> **Reading passage**
Search results for "Assange"

Goldsmith: Don’t Try to Try Assange

Jack Goldsmith argues that it would be a mistake for the United States to try and prosecute Wikileaks’ Julian Assange.

The government should fully investigate how this major breach of national security occurred. But prosecuting Assange would be a mistake.

The first problem with going after Assange is that the effort is likely to fail. Extraditing Assange from England (where he is now) or Sweden (where he may go to face charges of sexual assault) would not be easy, especially since Assange’s actions might be deemed a “political offense,” for which exceptions are made to extradition obligations.

Even if the U.S. government surmounts this hurdle, a criminal conviction is not assured. The most relevant law, the Espionage Act, is famously overbroad and thus an uncertain basis for prosecution. This is one reason the government has never successfully prosecuted a member of the media for soliciting or publishing classified information. Nor has the government ever successfully prosecuted a non-media organization for solicitation or receipt of classified information.

> **Work to complete**
In the piece on prosecuting Assange, which law is named as the most relevant one?

> **Data**
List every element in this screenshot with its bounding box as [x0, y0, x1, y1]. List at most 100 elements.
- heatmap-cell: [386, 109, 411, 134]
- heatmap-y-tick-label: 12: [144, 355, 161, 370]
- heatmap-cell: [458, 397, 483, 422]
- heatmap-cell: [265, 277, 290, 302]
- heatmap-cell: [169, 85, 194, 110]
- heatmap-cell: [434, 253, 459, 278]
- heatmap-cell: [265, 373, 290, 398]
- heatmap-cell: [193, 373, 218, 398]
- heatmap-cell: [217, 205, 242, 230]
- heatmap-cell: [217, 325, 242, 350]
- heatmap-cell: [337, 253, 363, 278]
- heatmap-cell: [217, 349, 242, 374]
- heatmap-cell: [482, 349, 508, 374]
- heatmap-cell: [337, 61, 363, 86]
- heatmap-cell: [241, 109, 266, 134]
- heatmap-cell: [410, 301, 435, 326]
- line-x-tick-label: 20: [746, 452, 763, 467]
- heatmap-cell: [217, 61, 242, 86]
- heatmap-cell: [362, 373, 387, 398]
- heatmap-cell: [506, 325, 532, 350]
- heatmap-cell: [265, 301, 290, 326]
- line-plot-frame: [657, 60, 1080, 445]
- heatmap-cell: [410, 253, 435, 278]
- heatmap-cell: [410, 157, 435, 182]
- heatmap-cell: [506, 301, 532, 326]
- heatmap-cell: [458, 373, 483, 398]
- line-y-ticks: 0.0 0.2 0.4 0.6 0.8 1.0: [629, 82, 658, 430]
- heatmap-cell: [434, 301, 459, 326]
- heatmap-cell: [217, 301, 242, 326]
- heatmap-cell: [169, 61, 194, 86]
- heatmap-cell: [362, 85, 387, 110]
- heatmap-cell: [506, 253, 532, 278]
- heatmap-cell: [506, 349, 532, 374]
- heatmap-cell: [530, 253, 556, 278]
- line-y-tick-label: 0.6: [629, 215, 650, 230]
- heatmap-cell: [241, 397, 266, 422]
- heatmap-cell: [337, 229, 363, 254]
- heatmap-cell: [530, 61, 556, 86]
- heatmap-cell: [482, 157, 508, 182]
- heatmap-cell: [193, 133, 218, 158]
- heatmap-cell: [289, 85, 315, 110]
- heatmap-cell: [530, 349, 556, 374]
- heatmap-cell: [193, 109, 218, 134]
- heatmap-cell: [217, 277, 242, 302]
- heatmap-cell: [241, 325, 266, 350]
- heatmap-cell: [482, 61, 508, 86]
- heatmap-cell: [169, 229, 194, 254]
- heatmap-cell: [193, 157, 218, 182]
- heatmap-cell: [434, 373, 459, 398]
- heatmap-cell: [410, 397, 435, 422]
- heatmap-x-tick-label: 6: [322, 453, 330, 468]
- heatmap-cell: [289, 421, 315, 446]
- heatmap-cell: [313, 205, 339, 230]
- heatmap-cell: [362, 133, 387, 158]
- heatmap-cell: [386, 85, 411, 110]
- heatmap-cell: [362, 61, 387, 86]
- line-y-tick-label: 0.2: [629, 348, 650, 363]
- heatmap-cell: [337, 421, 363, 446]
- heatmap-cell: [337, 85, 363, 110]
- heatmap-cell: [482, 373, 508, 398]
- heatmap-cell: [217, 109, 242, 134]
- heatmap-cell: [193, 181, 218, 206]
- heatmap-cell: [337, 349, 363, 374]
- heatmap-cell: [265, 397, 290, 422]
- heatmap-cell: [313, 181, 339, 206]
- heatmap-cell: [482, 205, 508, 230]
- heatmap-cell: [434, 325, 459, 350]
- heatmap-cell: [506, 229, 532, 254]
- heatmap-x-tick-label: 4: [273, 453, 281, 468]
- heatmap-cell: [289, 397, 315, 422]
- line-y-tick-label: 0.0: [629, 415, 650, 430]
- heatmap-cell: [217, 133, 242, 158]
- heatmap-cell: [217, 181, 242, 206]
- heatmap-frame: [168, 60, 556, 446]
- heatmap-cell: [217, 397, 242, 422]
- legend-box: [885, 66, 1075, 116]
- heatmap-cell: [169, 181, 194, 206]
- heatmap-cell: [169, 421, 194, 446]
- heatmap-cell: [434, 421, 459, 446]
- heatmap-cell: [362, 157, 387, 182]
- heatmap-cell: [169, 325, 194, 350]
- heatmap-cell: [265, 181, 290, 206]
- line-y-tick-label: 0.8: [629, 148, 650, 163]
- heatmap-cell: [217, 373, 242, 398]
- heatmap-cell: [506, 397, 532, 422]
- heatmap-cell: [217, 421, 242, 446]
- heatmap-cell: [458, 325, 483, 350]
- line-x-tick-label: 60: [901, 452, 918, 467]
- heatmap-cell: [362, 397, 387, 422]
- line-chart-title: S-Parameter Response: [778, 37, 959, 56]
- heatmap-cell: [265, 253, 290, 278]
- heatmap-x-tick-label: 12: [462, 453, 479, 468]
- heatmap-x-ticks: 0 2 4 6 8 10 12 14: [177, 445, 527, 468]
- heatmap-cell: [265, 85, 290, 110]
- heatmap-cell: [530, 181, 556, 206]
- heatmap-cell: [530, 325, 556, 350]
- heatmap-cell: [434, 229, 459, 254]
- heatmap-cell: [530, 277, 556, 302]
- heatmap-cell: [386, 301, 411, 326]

> **The output**
The Espionage Act.